| Task description |
Please turn every line of the items below into a Markdown table with the columns "Row" and "Item line", numbering each row and skipping blank lines. Omit the pictures.

| Data rows |
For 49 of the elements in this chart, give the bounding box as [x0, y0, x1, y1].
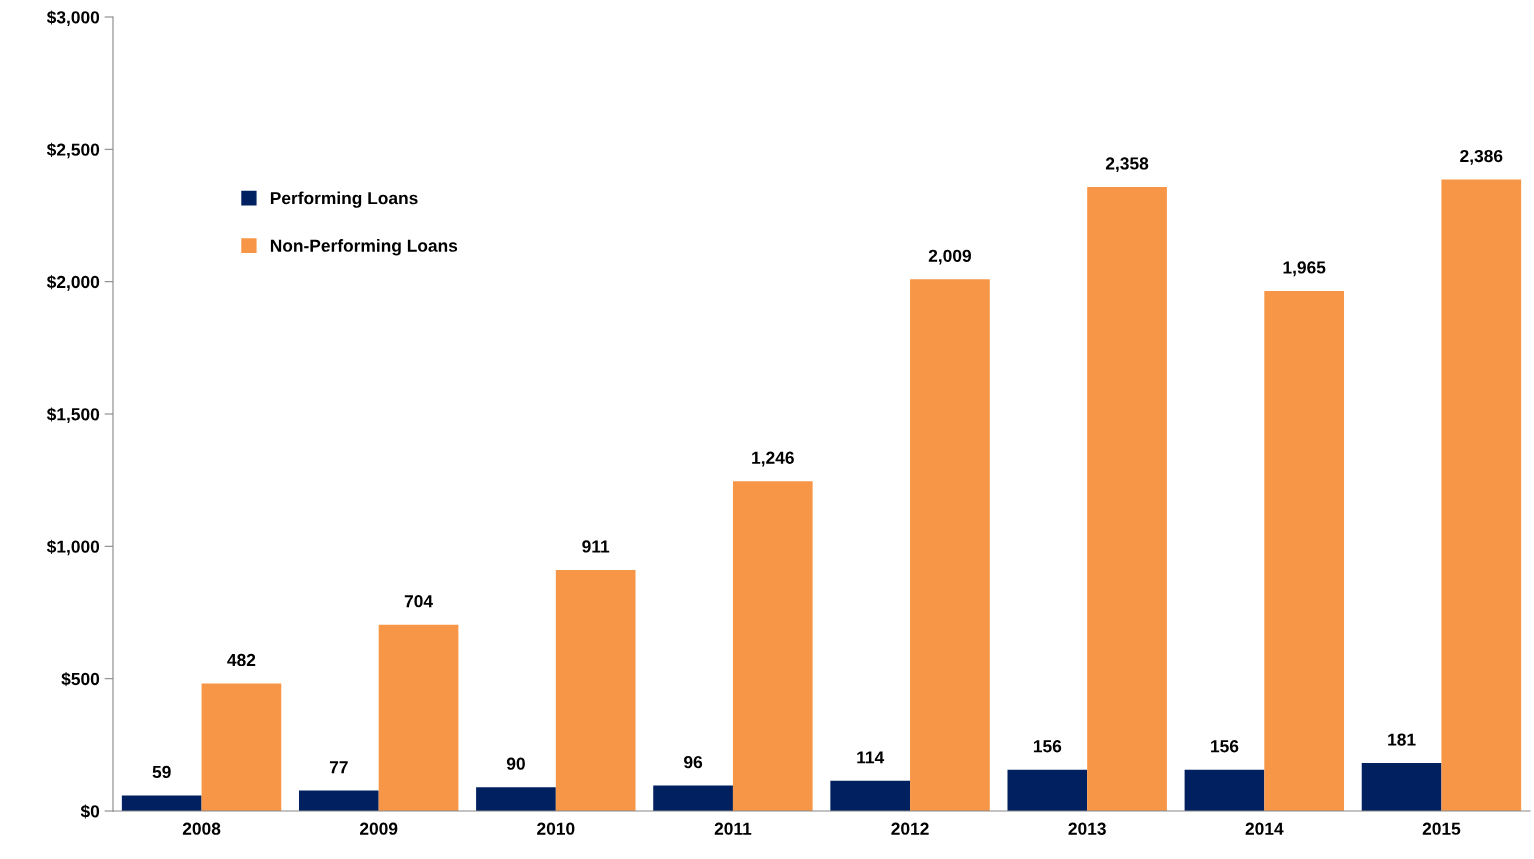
data-label: 1,246 [752, 451, 794, 467]
bar [298, 790, 379, 811]
data-label: 77 [329, 761, 348, 774]
data-label: 2,009 [928, 249, 971, 265]
bar [1007, 769, 1088, 811]
bar [378, 624, 459, 811]
y-tick-label: $2,500 [46, 142, 100, 159]
data-label: 90 [506, 757, 525, 770]
data-label: 2,358 [1105, 157, 1149, 173]
data-label: 59 [152, 765, 171, 779]
bar [1441, 179, 1522, 811]
bar [653, 785, 733, 811]
x-tick-label: 2011 [714, 822, 752, 835]
y-tick-label: $2,000 [46, 275, 100, 291]
bar [121, 795, 202, 811]
data-label: 911 [582, 540, 610, 553]
data-label: 181 [1388, 733, 1416, 746]
y-tick-label: $1,000 [46, 539, 100, 556]
bar [910, 279, 990, 811]
x-tick-label: 2012 [891, 822, 929, 835]
data-label: 1,965 [1283, 261, 1326, 277]
bar [1264, 290, 1345, 811]
bar [1184, 769, 1265, 811]
data-label: 156 [1211, 740, 1239, 753]
bar [1087, 186, 1167, 811]
y-tick-label: $0 [80, 804, 100, 819]
x-tick-label: 2010 [537, 822, 575, 835]
bar [732, 481, 813, 811]
bar [476, 787, 556, 811]
data-label: 2,386 [1460, 149, 1503, 165]
y-tick-label: $1,500 [46, 407, 100, 423]
x-tick-label: 2013 [1068, 822, 1106, 835]
legend-label: Performing Loans [270, 191, 418, 208]
x-tick-label: 2015 [1422, 822, 1461, 835]
data-label: 114 [857, 751, 885, 764]
bar [830, 780, 911, 811]
x-tick-label: 2014 [1245, 822, 1284, 835]
x-tick-label: 2008 [182, 822, 221, 835]
bar [555, 569, 636, 811]
data-label: 156 [1033, 740, 1062, 753]
data-label: 704 [404, 595, 433, 608]
legend-label: Non-Performing Loans [270, 239, 458, 256]
x-tick-label: 2009 [359, 822, 398, 835]
data-label: 482 [227, 653, 256, 667]
bar [1361, 763, 1442, 811]
bar [201, 683, 282, 811]
y-tick-label: $500 [61, 672, 100, 687]
data-label: 96 [684, 755, 703, 769]
y-tick-label: $3,000 [46, 10, 100, 26]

| The answer |
| Row | Item line |
|---|---|
| 1 | For 49 of the elements in this chart, give the bounding box as [x0, y0, x1, y1]. |
| 2 | data-label: 1,246 [752, 451, 794, 467] |
| 3 | bar [298, 790, 379, 811] |
| 4 | data-label: 77 [329, 761, 348, 774] |
| 5 | data-label: 2,009 [928, 249, 971, 265] |
| 6 | bar [1007, 769, 1088, 811] |
| 7 | bar [378, 624, 459, 811] |
| 8 | y-tick-label: $2,500 [46, 142, 100, 159] |
| 9 | data-label: 90 [506, 757, 525, 770] |
| 10 | data-label: 2,358 [1105, 157, 1149, 173] |
| 11 | data-label: 59 [152, 765, 171, 779] |
| 12 | bar [1441, 179, 1522, 811] |
| 13 | bar [653, 785, 733, 811] |
| 14 | x-tick-label: 2011 [714, 822, 752, 835] |
| 15 | y-tick-label: $2,000 [46, 275, 100, 291] |
| 16 | bar [121, 795, 202, 811] |
| 17 | data-label: 911 [582, 540, 610, 553] |
| 18 | data-label: 181 [1388, 733, 1416, 746] |
| 19 | y-tick-label: $1,000 [46, 539, 100, 556] |
| 20 | bar [910, 279, 990, 811] |
| 21 | x-tick-label: 2012 [891, 822, 929, 835] |
| 22 | data-label: 1,965 [1283, 261, 1326, 277] |
| 23 | bar [1264, 290, 1345, 811] |
| 24 | bar [1184, 769, 1265, 811] |
| 25 | data-label: 156 [1211, 740, 1239, 753] |
| 26 | bar [1087, 186, 1167, 811] |
| 27 | y-tick-label: $0 [80, 804, 100, 819] |
| 28 | x-tick-label: 2010 [537, 822, 575, 835] |
| 29 | bar [732, 481, 813, 811] |
| 30 | bar [476, 787, 556, 811] |
| 31 | data-label: 2,386 [1460, 149, 1503, 165] |
| 32 | y-tick-label: $1,500 [46, 407, 100, 423] |
| 33 | x-tick-label: 2013 [1068, 822, 1106, 835] |
| 34 | legend-label: Performing Loans [270, 191, 418, 208] |
| 35 | x-tick-label: 2015 [1422, 822, 1461, 835] |
| 36 | data-label: 114 [857, 751, 885, 764] |
| 37 | bar [830, 780, 911, 811] |
| 38 | x-tick-label: 2014 [1245, 822, 1284, 835] |
| 39 | x-tick-label: 2008 [182, 822, 221, 835] |
| 40 | bar [555, 569, 636, 811] |
| 41 | data-label: 156 [1033, 740, 1062, 753] |
| 42 | data-label: 704 [404, 595, 433, 608] |
| 43 | legend-label: Non-Performing Loans [270, 239, 458, 256] |
| 44 | x-tick-label: 2009 [359, 822, 398, 835] |
| 45 | data-label: 482 [227, 653, 256, 667] |
| 46 | bar [1361, 763, 1442, 811] |
| 47 | bar [201, 683, 282, 811] |
| 48 | y-tick-label: $500 [61, 672, 100, 687] |
| 49 | data-label: 96 [684, 755, 703, 769] |
| 50 | y-tick-label: $3,000 [46, 10, 100, 26] |